= TEXT SHOWN =
☆ ☆ ☆ ☆ ☆
We have all heard the expression: “Throw so and so under the bus.”

Is that a form of sacrifice?

When we “throw someone under the bus?” are we hoping that this will save us from them or from us, ourselves?

Have you ever thought about it in those terms?

You’ve heard the word sacrifice all your life. It’s the kind of statement that comes out of people’s mouths when they’re trying to make a point and want you to hear what’s being said.

We all remember our history lessons well. Blood letting, baby killing, animal killing, all those substitutions to get it right in the world of the spiritual and religious. Abraham sacrificing his only son to the Lord to prove his love, loyalty, devotion, and faith. The Mayans and the Aztecs who killed babies and sacrificed them to their Gods for rain, good health, prosperity, and a steady and dependable government.

In 2017, the sacrifice idea still exists. That’s when we “throw  people under the bus.” We’re hoping that the business Gods, political Gods, companion, friend, child, we all sacrifice to one or more specific unnamed entity that will make our lives better.

To keep us from harm. To keep us in the loop. To keep us on top. You can probably think of dozens of ways to keep you from something when “throwing someone under that bus.”

What I want to know is does it really work? I mean, people recognized that when you throw that person or person(s) under the bus is that you’re trying to save yourself. You don’t want to be “dragged” down with that person. In order to protect yourself, your reputation, your dignity, your hopes and dreams, you willing throw someone’s else chances away because it doesn’t affect you personally.
☆ ☆ ☆ ☆ ☆
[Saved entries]
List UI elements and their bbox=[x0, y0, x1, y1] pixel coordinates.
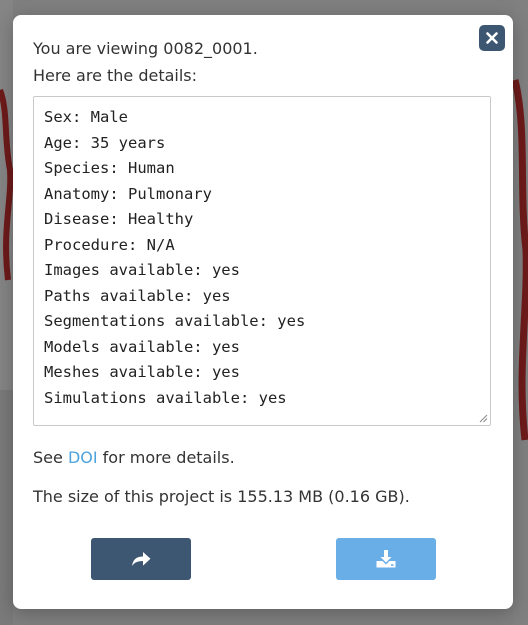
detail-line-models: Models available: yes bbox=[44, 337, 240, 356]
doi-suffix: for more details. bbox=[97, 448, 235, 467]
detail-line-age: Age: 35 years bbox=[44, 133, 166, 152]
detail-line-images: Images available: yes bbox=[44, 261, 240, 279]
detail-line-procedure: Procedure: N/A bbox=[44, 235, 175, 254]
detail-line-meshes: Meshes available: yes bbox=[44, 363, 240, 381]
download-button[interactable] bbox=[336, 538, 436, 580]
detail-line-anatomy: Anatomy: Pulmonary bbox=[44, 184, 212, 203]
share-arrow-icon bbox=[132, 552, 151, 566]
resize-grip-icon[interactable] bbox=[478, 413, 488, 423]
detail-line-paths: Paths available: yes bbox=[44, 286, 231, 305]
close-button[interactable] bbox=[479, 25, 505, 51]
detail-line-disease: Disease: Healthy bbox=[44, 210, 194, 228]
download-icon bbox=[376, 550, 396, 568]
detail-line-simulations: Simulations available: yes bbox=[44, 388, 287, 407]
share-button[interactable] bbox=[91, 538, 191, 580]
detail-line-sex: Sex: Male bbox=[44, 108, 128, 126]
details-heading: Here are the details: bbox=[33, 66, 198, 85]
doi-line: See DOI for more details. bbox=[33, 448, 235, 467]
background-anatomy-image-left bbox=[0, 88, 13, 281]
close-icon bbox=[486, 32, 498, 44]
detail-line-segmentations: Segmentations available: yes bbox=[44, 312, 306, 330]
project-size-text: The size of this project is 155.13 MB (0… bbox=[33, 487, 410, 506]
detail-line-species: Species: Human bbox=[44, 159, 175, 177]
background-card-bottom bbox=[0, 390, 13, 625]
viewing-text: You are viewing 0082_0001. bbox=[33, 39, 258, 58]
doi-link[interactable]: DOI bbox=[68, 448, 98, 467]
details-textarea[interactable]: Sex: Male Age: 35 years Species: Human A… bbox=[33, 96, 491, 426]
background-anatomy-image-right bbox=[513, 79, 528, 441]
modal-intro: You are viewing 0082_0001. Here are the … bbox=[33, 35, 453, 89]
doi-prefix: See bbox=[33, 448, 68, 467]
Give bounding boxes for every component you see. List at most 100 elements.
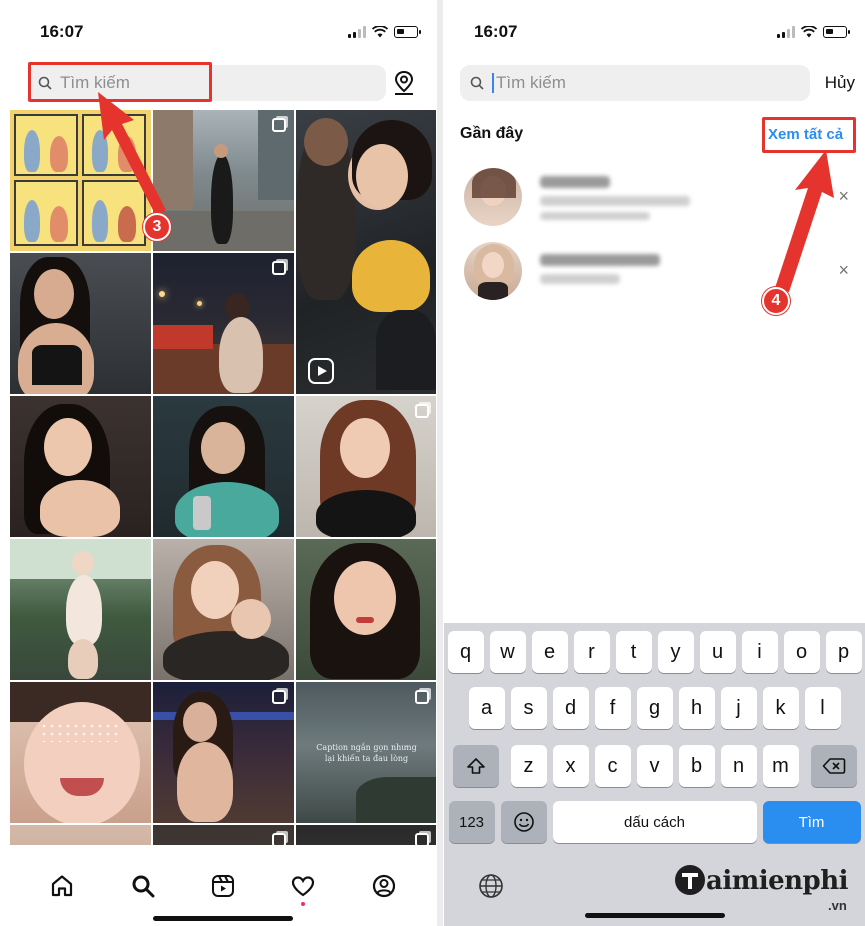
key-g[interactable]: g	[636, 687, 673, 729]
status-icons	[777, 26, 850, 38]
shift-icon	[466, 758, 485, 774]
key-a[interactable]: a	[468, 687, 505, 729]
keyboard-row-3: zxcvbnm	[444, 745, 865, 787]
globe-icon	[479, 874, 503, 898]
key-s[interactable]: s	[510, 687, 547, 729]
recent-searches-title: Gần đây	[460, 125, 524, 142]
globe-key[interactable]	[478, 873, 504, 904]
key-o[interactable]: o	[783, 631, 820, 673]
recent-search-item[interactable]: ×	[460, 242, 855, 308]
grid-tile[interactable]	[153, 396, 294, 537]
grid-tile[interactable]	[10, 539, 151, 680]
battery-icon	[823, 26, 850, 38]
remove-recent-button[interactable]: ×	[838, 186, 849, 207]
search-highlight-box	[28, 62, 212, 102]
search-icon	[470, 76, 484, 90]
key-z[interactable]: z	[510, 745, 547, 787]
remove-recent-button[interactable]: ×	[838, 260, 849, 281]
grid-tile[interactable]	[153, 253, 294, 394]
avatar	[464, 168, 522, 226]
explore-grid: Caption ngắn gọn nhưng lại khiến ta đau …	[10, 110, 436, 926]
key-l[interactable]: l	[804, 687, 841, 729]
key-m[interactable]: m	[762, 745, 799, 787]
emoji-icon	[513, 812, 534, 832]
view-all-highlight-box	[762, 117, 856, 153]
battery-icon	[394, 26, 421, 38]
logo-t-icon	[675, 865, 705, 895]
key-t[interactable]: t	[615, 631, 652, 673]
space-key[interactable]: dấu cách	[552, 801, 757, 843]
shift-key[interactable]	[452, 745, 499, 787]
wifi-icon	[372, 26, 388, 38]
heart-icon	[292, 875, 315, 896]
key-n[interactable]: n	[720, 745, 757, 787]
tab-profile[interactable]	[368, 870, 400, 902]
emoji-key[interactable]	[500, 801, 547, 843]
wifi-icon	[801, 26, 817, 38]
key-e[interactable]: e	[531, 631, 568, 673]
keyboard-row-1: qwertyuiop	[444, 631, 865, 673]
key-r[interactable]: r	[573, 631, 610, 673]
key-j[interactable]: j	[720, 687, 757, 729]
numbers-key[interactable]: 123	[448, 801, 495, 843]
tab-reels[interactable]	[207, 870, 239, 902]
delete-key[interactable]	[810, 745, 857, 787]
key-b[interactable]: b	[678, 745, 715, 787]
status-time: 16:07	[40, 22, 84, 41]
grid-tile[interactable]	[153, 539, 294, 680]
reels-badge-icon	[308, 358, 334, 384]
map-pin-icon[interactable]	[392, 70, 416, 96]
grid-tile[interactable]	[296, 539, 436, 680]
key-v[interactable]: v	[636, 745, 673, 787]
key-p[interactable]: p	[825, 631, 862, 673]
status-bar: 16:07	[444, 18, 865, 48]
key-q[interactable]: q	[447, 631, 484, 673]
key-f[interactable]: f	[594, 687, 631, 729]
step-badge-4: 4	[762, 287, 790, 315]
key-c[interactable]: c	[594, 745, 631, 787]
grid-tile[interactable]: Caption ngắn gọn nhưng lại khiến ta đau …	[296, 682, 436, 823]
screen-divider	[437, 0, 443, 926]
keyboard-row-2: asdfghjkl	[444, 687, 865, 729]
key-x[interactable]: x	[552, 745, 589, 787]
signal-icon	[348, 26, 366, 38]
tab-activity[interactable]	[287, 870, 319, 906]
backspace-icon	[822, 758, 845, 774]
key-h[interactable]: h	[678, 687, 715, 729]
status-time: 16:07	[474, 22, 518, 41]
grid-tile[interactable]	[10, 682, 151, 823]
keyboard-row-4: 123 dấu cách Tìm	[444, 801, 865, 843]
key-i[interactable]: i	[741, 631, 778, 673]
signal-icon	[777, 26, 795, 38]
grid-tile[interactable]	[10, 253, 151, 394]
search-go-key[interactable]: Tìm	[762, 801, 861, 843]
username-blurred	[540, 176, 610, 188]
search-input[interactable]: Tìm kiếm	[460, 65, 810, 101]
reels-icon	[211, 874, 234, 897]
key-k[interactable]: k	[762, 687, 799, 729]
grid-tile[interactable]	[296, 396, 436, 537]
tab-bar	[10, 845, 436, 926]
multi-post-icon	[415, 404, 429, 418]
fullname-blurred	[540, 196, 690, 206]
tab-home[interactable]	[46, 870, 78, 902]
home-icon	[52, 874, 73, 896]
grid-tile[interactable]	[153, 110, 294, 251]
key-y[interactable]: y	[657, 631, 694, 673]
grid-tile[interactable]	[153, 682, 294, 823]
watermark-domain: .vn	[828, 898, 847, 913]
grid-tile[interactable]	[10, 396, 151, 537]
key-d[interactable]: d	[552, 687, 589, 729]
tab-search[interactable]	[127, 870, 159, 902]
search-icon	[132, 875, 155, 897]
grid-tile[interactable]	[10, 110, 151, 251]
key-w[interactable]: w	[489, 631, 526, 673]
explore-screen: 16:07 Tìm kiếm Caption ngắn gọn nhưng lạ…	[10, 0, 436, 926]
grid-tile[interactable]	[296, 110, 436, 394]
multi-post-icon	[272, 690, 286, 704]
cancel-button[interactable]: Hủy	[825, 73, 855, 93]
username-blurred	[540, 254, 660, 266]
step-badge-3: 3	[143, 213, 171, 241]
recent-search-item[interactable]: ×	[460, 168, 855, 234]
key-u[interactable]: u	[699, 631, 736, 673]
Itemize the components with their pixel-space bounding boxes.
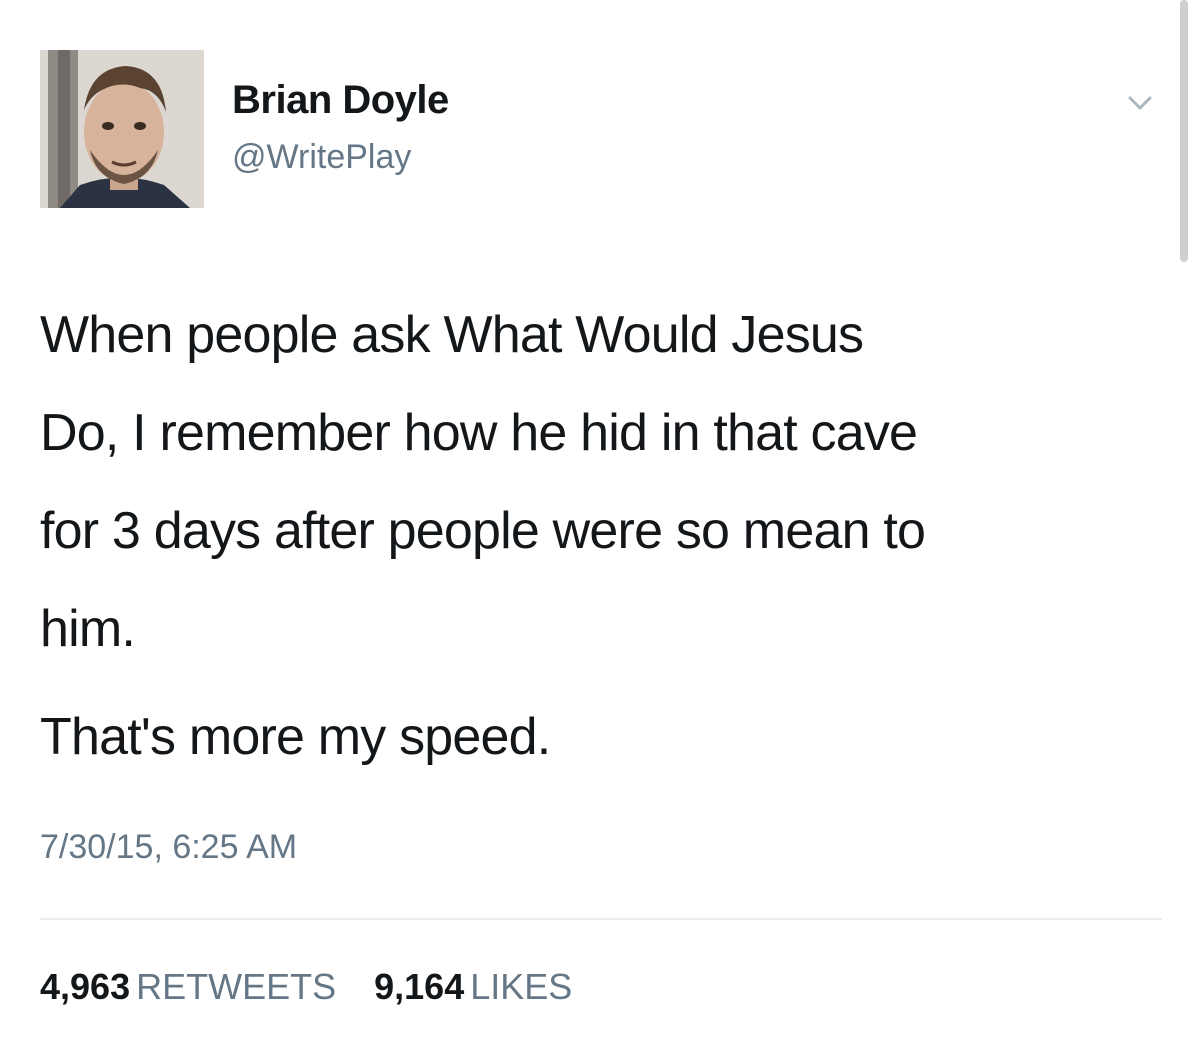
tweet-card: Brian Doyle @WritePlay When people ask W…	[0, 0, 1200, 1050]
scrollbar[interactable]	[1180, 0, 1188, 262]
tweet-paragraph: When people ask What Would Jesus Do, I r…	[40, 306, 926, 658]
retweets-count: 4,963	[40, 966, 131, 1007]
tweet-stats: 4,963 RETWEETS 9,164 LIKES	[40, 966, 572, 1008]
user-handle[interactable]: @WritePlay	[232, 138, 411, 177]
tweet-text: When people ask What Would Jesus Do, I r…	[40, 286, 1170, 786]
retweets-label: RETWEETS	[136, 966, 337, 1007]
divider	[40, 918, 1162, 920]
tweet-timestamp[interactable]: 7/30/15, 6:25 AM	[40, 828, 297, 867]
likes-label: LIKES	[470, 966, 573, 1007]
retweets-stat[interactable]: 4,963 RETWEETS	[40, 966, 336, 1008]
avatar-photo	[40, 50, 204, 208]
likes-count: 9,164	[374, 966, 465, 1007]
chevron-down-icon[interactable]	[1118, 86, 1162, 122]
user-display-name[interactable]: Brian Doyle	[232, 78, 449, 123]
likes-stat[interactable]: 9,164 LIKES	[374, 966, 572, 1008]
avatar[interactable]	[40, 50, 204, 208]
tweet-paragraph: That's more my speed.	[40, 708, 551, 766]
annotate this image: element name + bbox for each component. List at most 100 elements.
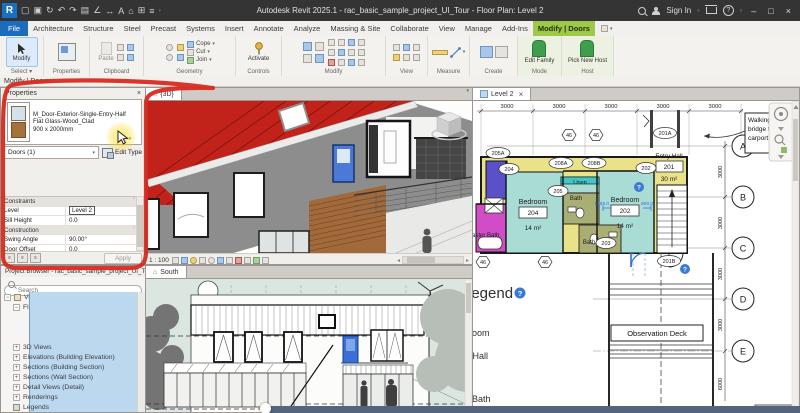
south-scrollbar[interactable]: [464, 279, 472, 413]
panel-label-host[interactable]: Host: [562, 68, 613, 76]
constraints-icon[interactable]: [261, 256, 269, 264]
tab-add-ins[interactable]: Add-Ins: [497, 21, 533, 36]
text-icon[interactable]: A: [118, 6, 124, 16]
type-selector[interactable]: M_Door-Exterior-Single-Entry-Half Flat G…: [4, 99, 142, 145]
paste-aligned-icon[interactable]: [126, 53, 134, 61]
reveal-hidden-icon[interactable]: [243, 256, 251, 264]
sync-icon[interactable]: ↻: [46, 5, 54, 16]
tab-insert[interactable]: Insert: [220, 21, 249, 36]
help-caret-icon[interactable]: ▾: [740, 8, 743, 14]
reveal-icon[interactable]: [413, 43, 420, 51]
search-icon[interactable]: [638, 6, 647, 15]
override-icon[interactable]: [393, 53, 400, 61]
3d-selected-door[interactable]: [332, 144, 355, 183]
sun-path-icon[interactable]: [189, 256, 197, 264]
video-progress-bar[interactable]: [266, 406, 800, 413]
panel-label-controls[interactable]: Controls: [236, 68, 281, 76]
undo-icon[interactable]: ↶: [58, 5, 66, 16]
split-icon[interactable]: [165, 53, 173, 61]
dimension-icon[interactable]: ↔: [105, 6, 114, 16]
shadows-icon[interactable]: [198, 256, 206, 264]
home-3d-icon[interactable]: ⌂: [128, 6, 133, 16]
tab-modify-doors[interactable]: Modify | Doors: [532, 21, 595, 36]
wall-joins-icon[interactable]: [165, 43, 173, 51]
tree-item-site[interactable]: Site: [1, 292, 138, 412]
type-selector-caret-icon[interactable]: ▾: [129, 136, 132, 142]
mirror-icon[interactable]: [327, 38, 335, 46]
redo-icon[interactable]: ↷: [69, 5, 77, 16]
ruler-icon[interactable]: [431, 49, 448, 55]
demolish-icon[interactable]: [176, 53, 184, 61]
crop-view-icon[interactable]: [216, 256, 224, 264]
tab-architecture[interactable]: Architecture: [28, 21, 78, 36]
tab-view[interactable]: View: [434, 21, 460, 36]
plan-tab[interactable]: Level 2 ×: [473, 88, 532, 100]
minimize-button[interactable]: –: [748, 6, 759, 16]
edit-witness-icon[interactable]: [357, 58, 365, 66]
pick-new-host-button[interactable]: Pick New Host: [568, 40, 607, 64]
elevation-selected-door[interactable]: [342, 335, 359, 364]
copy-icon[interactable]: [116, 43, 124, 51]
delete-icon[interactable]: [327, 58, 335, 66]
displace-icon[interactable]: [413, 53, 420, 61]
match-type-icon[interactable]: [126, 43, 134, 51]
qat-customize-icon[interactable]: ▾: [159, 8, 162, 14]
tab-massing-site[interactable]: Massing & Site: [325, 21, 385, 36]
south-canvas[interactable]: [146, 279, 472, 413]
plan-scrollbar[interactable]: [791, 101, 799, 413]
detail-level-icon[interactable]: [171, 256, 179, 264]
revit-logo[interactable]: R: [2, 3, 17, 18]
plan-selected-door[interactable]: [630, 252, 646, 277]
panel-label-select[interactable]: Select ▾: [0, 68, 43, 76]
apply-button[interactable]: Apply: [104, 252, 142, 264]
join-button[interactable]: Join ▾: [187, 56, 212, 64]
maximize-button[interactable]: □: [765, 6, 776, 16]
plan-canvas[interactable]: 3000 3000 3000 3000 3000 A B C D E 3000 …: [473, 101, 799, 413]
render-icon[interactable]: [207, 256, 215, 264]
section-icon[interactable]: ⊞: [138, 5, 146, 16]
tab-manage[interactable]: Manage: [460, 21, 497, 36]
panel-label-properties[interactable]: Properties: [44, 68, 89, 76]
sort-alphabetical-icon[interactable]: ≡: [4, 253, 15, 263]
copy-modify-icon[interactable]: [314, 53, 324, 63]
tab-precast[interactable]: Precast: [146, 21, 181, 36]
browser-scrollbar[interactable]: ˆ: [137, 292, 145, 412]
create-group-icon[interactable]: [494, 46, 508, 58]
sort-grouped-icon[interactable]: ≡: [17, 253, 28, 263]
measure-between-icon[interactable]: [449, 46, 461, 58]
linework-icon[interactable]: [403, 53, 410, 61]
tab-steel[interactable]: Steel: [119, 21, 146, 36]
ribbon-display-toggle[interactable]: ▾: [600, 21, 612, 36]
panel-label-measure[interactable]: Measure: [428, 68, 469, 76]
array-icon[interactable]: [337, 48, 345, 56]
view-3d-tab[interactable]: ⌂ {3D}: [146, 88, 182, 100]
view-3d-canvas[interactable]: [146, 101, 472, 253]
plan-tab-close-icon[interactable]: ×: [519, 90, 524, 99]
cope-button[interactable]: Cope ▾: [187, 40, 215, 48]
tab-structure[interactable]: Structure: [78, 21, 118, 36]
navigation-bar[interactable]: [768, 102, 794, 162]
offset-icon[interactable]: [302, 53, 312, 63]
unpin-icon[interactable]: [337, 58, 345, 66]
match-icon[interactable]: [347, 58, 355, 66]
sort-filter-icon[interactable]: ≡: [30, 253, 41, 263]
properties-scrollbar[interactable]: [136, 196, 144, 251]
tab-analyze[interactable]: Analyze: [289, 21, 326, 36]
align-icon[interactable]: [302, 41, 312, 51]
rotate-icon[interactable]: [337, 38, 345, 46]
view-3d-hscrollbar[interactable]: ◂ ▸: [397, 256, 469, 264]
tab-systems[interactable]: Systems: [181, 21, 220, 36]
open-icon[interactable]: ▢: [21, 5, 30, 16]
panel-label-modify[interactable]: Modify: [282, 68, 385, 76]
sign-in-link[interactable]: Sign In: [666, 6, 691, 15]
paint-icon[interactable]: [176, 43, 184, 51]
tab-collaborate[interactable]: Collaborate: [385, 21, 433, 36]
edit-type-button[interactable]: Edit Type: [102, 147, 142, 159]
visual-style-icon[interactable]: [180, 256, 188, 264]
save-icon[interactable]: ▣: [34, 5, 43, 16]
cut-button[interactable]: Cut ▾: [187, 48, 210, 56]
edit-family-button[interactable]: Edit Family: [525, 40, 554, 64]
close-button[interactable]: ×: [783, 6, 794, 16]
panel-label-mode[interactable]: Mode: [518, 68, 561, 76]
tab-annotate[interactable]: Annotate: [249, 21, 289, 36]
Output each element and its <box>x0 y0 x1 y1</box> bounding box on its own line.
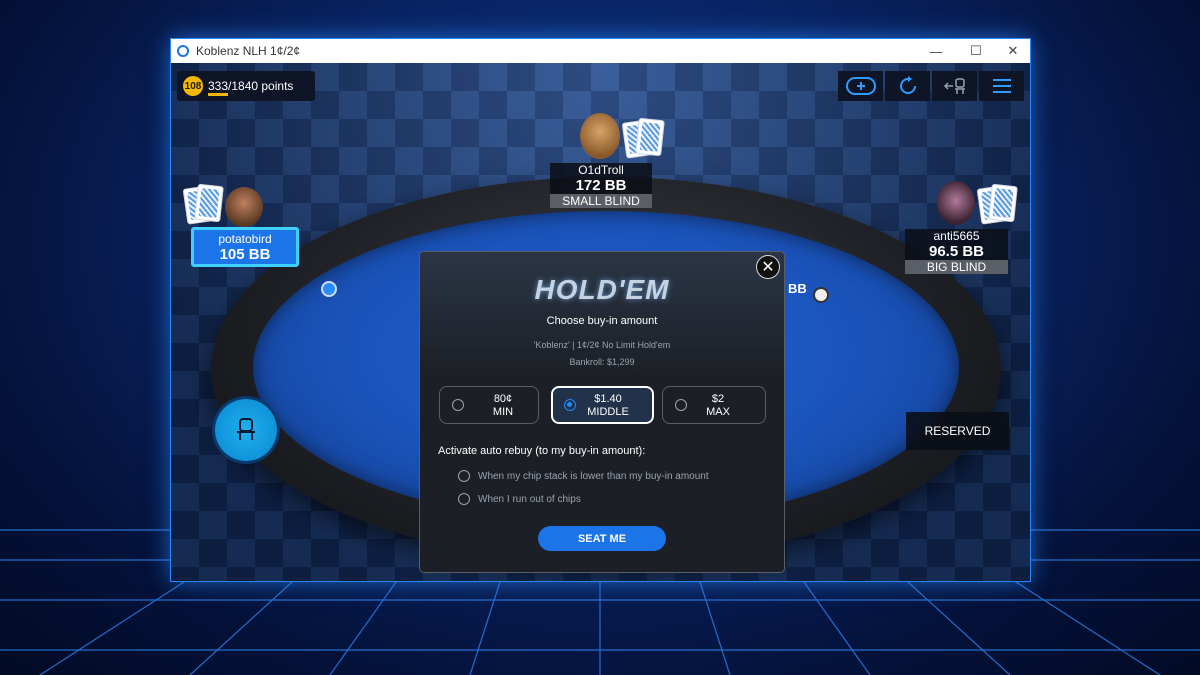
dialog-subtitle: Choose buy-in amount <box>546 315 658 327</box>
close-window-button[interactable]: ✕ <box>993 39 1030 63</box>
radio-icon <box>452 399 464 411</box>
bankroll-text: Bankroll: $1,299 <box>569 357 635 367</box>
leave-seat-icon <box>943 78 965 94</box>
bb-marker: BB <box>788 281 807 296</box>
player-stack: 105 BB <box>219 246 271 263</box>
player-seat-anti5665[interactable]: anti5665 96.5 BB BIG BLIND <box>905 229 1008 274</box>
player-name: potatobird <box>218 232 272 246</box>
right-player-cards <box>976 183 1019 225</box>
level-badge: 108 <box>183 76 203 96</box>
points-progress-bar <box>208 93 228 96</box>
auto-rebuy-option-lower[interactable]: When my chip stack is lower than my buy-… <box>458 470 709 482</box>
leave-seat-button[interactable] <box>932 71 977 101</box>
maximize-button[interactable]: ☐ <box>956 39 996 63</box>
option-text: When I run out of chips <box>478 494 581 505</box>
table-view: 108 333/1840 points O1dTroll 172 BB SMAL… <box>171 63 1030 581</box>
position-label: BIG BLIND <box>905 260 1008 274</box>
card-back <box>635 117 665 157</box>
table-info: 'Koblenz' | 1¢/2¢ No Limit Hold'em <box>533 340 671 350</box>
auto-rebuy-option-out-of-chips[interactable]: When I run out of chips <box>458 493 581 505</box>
☆ ☆ ☆ ☆ ☆
= CHALLENGES =
A - Reproduce the essay on sacrifice from "In 2017, the" to "our lives better.".
B - Answer these questions using the essay on sacrifice:
(i) What year does the essay give as a time when the sacrifice idea still exists?
(ii) Which two peoples does it say killed babies and sacrificed them to their Gods?
(iii) Whom does it say Abraham sacrificed to the Lord?
The rows are separate material, unconnected to the essay on sacrifice.

= RESPONSES BY TASK =
A -
In 2017, the sacrifice idea still exists. That’s when we “throw  people under the bus.” We’re hoping that the business Gods, political Gods, companion, friend, child, we all sacrifice to one or more specific unnamed entity that will make our lives better.

B -
(i) 2017
(ii) The Mayans and the Aztecs
(iii) His only son